[Stored records]
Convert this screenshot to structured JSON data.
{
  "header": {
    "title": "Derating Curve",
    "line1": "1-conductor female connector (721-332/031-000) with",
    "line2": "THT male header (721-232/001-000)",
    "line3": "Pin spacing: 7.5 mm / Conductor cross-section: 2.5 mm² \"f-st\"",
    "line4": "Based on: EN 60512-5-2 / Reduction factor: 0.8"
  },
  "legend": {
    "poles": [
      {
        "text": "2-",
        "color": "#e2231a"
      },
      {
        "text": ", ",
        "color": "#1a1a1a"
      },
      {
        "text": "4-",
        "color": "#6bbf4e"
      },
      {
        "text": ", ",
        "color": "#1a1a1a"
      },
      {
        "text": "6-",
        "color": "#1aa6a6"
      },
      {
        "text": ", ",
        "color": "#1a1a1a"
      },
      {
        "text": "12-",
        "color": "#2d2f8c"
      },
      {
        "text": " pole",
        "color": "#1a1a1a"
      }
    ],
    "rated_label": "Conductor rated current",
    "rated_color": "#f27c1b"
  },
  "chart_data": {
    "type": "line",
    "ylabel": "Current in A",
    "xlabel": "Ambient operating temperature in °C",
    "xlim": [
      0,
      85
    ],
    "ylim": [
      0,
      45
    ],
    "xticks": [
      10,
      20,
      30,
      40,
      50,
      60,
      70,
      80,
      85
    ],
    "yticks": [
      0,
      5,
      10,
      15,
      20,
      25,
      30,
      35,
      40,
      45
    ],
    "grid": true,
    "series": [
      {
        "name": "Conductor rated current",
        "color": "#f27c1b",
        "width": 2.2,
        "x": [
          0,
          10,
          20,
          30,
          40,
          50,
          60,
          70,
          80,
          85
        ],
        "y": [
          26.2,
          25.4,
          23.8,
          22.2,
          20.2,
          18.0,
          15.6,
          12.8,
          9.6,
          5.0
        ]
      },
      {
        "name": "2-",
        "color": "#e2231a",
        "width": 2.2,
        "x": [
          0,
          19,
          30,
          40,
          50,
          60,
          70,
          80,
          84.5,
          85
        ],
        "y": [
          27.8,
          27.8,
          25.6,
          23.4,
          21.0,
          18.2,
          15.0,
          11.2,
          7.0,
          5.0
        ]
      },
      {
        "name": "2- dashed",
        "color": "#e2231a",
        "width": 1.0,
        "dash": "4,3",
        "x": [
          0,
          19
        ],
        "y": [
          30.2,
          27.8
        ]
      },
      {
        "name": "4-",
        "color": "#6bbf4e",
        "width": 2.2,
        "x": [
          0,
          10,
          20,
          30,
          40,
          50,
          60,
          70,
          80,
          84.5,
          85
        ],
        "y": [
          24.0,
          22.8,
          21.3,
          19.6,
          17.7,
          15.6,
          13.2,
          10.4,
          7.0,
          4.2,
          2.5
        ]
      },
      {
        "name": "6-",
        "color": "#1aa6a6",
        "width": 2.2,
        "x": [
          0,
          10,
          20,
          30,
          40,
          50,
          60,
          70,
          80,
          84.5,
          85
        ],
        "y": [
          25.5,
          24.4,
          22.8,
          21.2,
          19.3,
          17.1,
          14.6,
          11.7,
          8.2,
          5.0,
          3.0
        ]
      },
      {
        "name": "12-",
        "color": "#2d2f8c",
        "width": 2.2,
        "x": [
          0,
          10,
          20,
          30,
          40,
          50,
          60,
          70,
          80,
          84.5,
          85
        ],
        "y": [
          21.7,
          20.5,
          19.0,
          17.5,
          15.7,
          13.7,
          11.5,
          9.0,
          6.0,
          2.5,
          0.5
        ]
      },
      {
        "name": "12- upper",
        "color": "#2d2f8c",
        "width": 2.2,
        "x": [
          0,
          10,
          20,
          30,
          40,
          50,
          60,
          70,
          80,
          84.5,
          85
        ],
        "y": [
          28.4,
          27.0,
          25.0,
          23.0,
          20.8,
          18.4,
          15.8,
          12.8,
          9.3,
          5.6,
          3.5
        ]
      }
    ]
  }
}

Exercise instructions: State how many lines of the records above contain "header", with no words besides the number.

Output of the task: 2